Task details: What lines of the data include the string "acid"? Copy them all.

Supplied data:
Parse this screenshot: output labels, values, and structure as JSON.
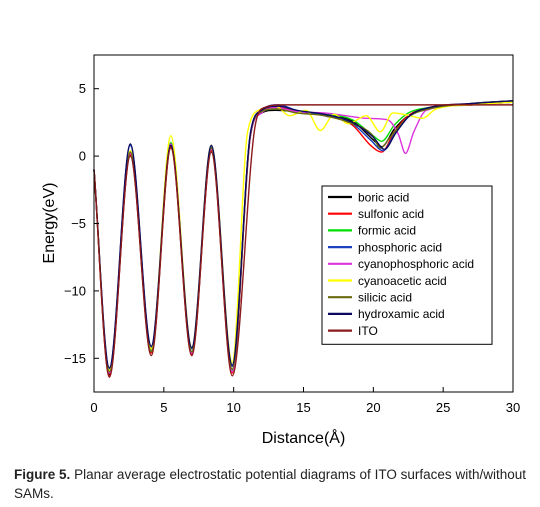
{
  "chart_data": {
    "type": "line",
    "title": "",
    "xlabel": "Distance(Å)",
    "ylabel": "Energy(eV)",
    "xlim": [
      0,
      30
    ],
    "ylim": [
      -17.5,
      7.5
    ],
    "x_ticks": [
      0,
      5,
      10,
      15,
      20,
      25,
      30
    ],
    "y_ticks": [
      -15,
      -10,
      -5,
      0,
      5
    ],
    "grid": false,
    "legend_position": "center-right",
    "minima_x": [
      1.1,
      4.1,
      7.0,
      9.9
    ],
    "maxima_x": [
      2.6,
      5.5,
      8.4
    ],
    "series": [
      {
        "name": "boric acid",
        "color": "#000000",
        "min_depth": [
          -16.2,
          -14.6,
          -14.6,
          -16.0
        ],
        "max_height": [
          0.2,
          0.8,
          0.5
        ],
        "final": 3.8,
        "tail": [
          [
            11.2,
            1.5
          ],
          [
            12.0,
            3.2
          ],
          [
            13.0,
            3.4
          ],
          [
            14.5,
            3.3
          ],
          [
            16.5,
            3.1
          ],
          [
            18.5,
            2.6
          ],
          [
            20.0,
            1.2
          ],
          [
            20.6,
            0.7
          ],
          [
            21.5,
            2.0
          ],
          [
            22.5,
            3.0
          ],
          [
            24.0,
            3.6
          ],
          [
            27.0,
            3.8
          ],
          [
            30.0,
            4.0
          ]
        ]
      },
      {
        "name": "sulfonic acid",
        "color": "#ff0000",
        "min_depth": [
          -16.3,
          -14.6,
          -14.7,
          -16.1
        ],
        "max_height": [
          0.1,
          0.7,
          0.4
        ],
        "final": 3.9,
        "tail": [
          [
            11.2,
            1.5
          ],
          [
            12.0,
            3.3
          ],
          [
            13.2,
            3.6
          ],
          [
            14.5,
            3.3
          ],
          [
            16.5,
            3.0
          ],
          [
            18.5,
            2.3
          ],
          [
            19.8,
            0.8
          ],
          [
            20.6,
            0.3
          ],
          [
            21.5,
            1.8
          ],
          [
            22.5,
            3.0
          ],
          [
            24.0,
            3.6
          ],
          [
            27.0,
            3.9
          ],
          [
            30.0,
            4.1
          ]
        ]
      },
      {
        "name": "formic acid",
        "color": "#00dd00",
        "min_depth": [
          -16.0,
          -14.4,
          -14.5,
          -15.9
        ],
        "max_height": [
          0.3,
          1.0,
          0.6
        ],
        "final": 3.8,
        "tail": [
          [
            11.2,
            1.6
          ],
          [
            12.0,
            3.3
          ],
          [
            13.0,
            3.5
          ],
          [
            14.5,
            3.3
          ],
          [
            16.5,
            3.1
          ],
          [
            18.5,
            2.7
          ],
          [
            20.0,
            1.5
          ],
          [
            20.6,
            1.1
          ],
          [
            21.5,
            2.3
          ],
          [
            22.5,
            3.2
          ],
          [
            24.0,
            3.6
          ],
          [
            27.0,
            3.8
          ],
          [
            30.0,
            4.0
          ]
        ]
      },
      {
        "name": "phosphoric acid",
        "color": "#1a3fbf",
        "min_depth": [
          -15.8,
          -14.2,
          -14.3,
          -15.6
        ],
        "max_height": [
          0.8,
          0.9,
          0.7
        ],
        "final": 3.9,
        "tail": [
          [
            11.2,
            1.7
          ],
          [
            12.0,
            3.4
          ],
          [
            13.2,
            3.8
          ],
          [
            14.5,
            3.4
          ],
          [
            16.5,
            3.0
          ],
          [
            18.5,
            2.4
          ],
          [
            19.8,
            1.2
          ],
          [
            20.7,
            0.4
          ],
          [
            21.5,
            1.6
          ],
          [
            22.5,
            2.9
          ],
          [
            24.0,
            3.5
          ],
          [
            27.0,
            3.9
          ],
          [
            30.0,
            4.1
          ]
        ]
      },
      {
        "name": "cyanophosphoric acid",
        "color": "#dd33dd",
        "min_depth": [
          -16.1,
          -14.5,
          -14.6,
          -16.0
        ],
        "max_height": [
          0.2,
          0.9,
          0.5
        ],
        "final": 3.8,
        "tail": [
          [
            11.2,
            1.5
          ],
          [
            12.0,
            3.2
          ],
          [
            13.0,
            3.6
          ],
          [
            14.5,
            3.3
          ],
          [
            16.5,
            3.2
          ],
          [
            18.0,
            3.0
          ],
          [
            19.5,
            2.8
          ],
          [
            21.0,
            2.7
          ],
          [
            21.8,
            1.6
          ],
          [
            22.3,
            0.2
          ],
          [
            22.9,
            1.8
          ],
          [
            23.8,
            3.4
          ],
          [
            27.0,
            3.8
          ],
          [
            30.0,
            4.0
          ]
        ]
      },
      {
        "name": "cyanoacetic acid",
        "color": "#ffff00",
        "min_depth": [
          -15.9,
          -14.3,
          -14.2,
          -15.3
        ],
        "max_height": [
          0.4,
          1.5,
          0.8
        ],
        "final": 3.8,
        "tail": [
          [
            11.0,
            1.8
          ],
          [
            12.0,
            3.5
          ],
          [
            13.0,
            3.7
          ],
          [
            14.0,
            3.0
          ],
          [
            15.2,
            3.4
          ],
          [
            16.2,
            1.9
          ],
          [
            17.2,
            3.1
          ],
          [
            18.2,
            2.4
          ],
          [
            19.5,
            3.0
          ],
          [
            20.5,
            1.8
          ],
          [
            21.4,
            3.2
          ],
          [
            22.6,
            3.0
          ],
          [
            23.5,
            2.8
          ],
          [
            24.5,
            3.5
          ],
          [
            27.0,
            3.8
          ],
          [
            30.0,
            4.0
          ]
        ]
      },
      {
        "name": "silicic acid",
        "color": "#6b6b10",
        "min_depth": [
          -16.0,
          -14.5,
          -14.5,
          -15.8
        ],
        "max_height": [
          0.3,
          0.8,
          0.6
        ],
        "final": 3.9,
        "tail": [
          [
            11.2,
            1.6
          ],
          [
            12.0,
            3.3
          ],
          [
            13.0,
            3.5
          ],
          [
            14.5,
            3.2
          ],
          [
            16.5,
            3.0
          ],
          [
            18.5,
            2.4
          ],
          [
            19.9,
            1.6
          ],
          [
            20.5,
            0.6
          ],
          [
            21.2,
            1.4
          ],
          [
            22.5,
            2.9
          ],
          [
            24.0,
            3.5
          ],
          [
            27.0,
            3.9
          ],
          [
            30.0,
            4.1
          ]
        ]
      },
      {
        "name": "hydroxamic acid",
        "color": "#0a0a60",
        "min_depth": [
          -15.7,
          -14.1,
          -14.2,
          -15.5
        ],
        "max_height": [
          0.9,
          0.8,
          0.8
        ],
        "final": 3.9,
        "tail": [
          [
            11.2,
            1.7
          ],
          [
            12.0,
            3.4
          ],
          [
            13.2,
            3.7
          ],
          [
            14.5,
            3.4
          ],
          [
            16.5,
            3.1
          ],
          [
            18.5,
            2.5
          ],
          [
            20.0,
            1.4
          ],
          [
            20.8,
            0.5
          ],
          [
            21.6,
            1.7
          ],
          [
            22.6,
            3.0
          ],
          [
            24.0,
            3.6
          ],
          [
            27.0,
            3.9
          ],
          [
            30.0,
            4.1
          ]
        ]
      },
      {
        "name": "ITO",
        "color": "#8b1a1a",
        "min_depth": [
          -16.4,
          -14.8,
          -14.8,
          -16.3
        ],
        "max_height": [
          0.0,
          0.6,
          0.3
        ],
        "final": 3.8,
        "tail": [
          [
            11.5,
            2.0
          ],
          [
            12.2,
            3.6
          ],
          [
            13.5,
            3.8
          ],
          [
            16.0,
            3.8
          ],
          [
            20.0,
            3.8
          ],
          [
            25.0,
            3.8
          ],
          [
            30.0,
            3.8
          ]
        ]
      }
    ]
  },
  "caption": {
    "label": "Figure 5.",
    "text": " Planar average electrostatic potential diagrams of ITO surfaces with/without SAMs."
  }
}
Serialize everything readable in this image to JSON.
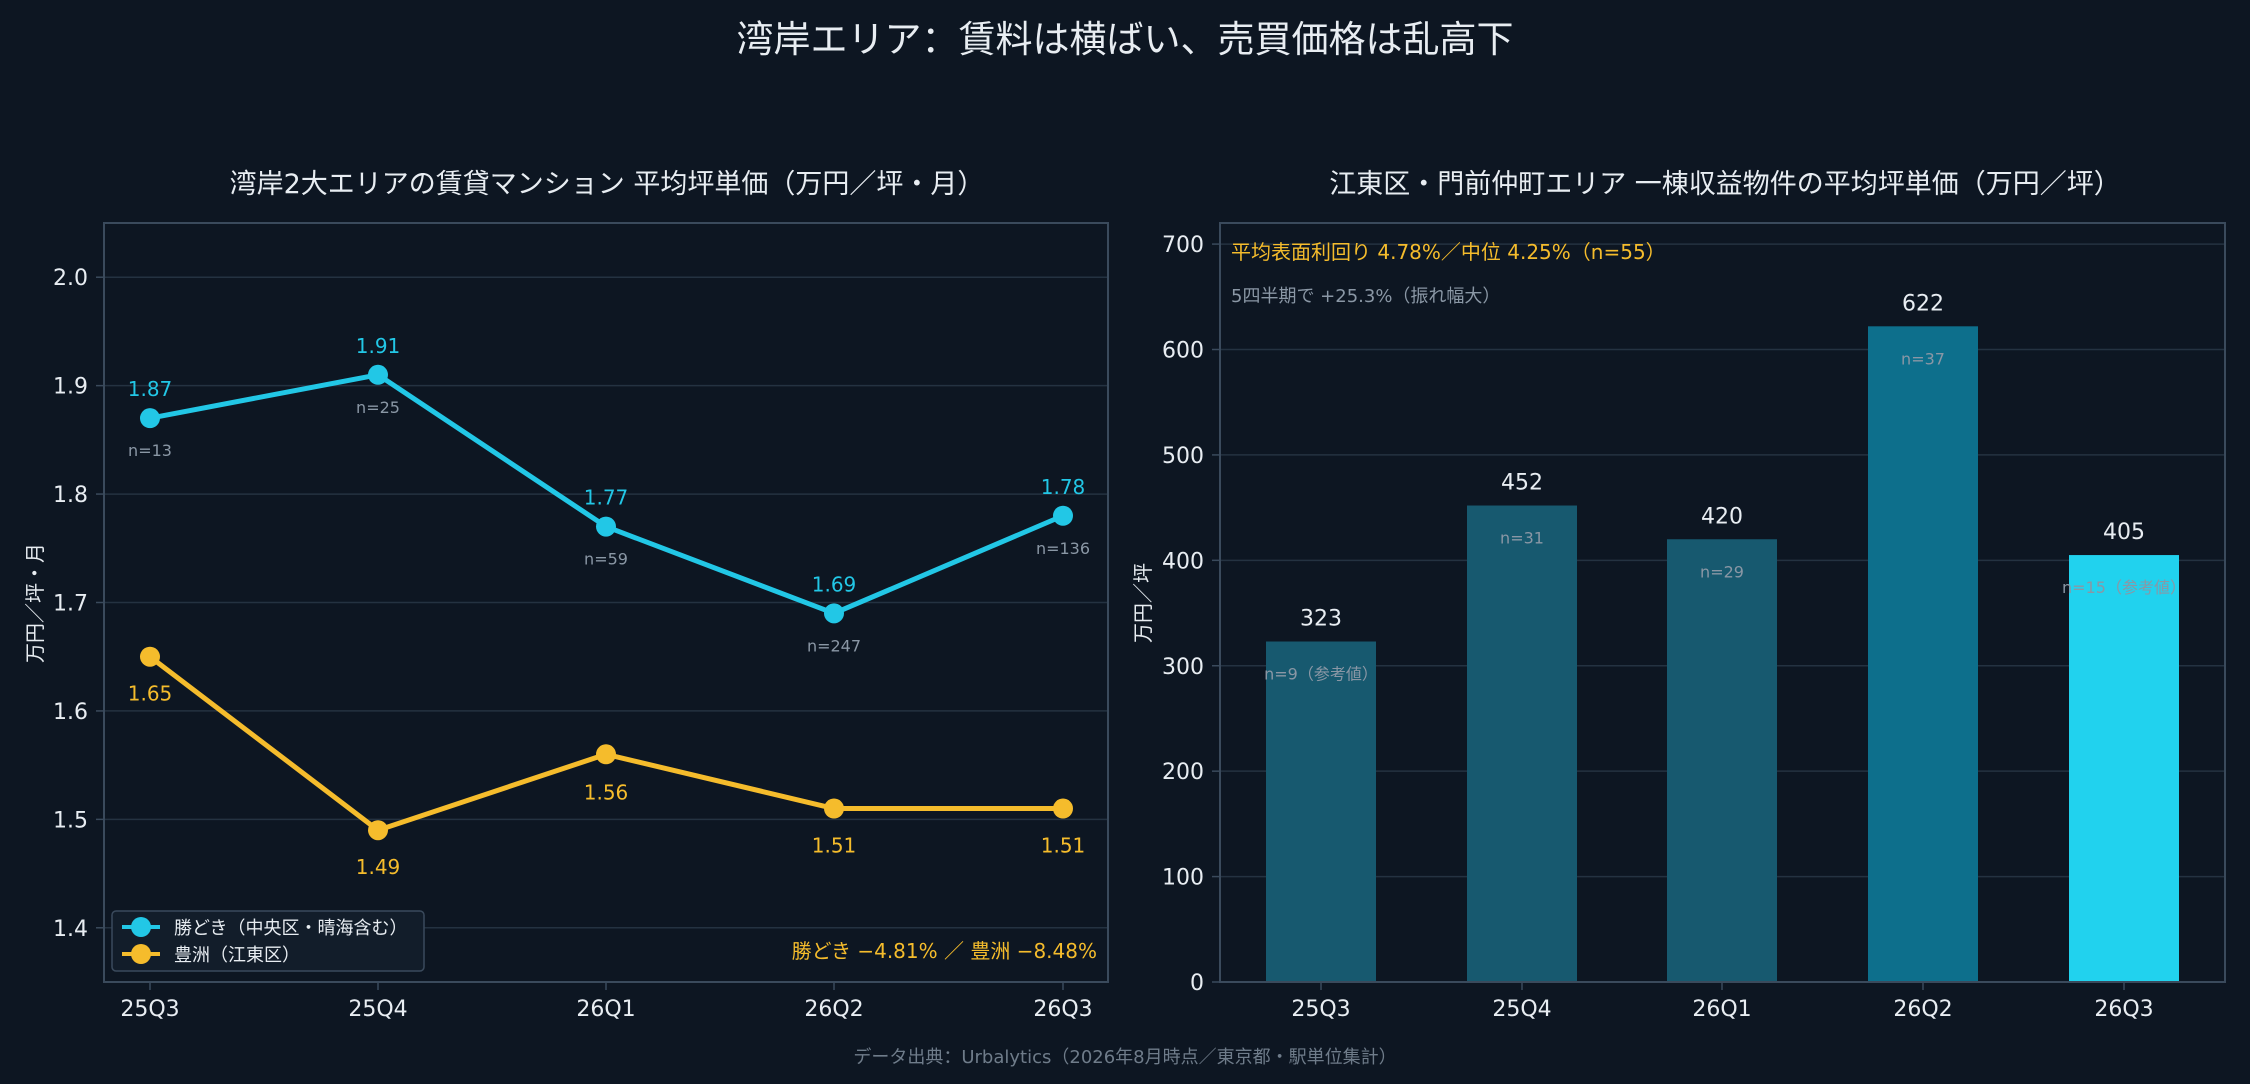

Answer to the task:
        "name": "boric acid",
        "name": "sulfonic acid",
        "name": "formic acid",
        "name": "phosphoric acid",
        "name": "cyanophosphoric acid",
        "name": "cyanoacetic acid",
        "name": "silicic acid",
        "name": "hydroxamic acid",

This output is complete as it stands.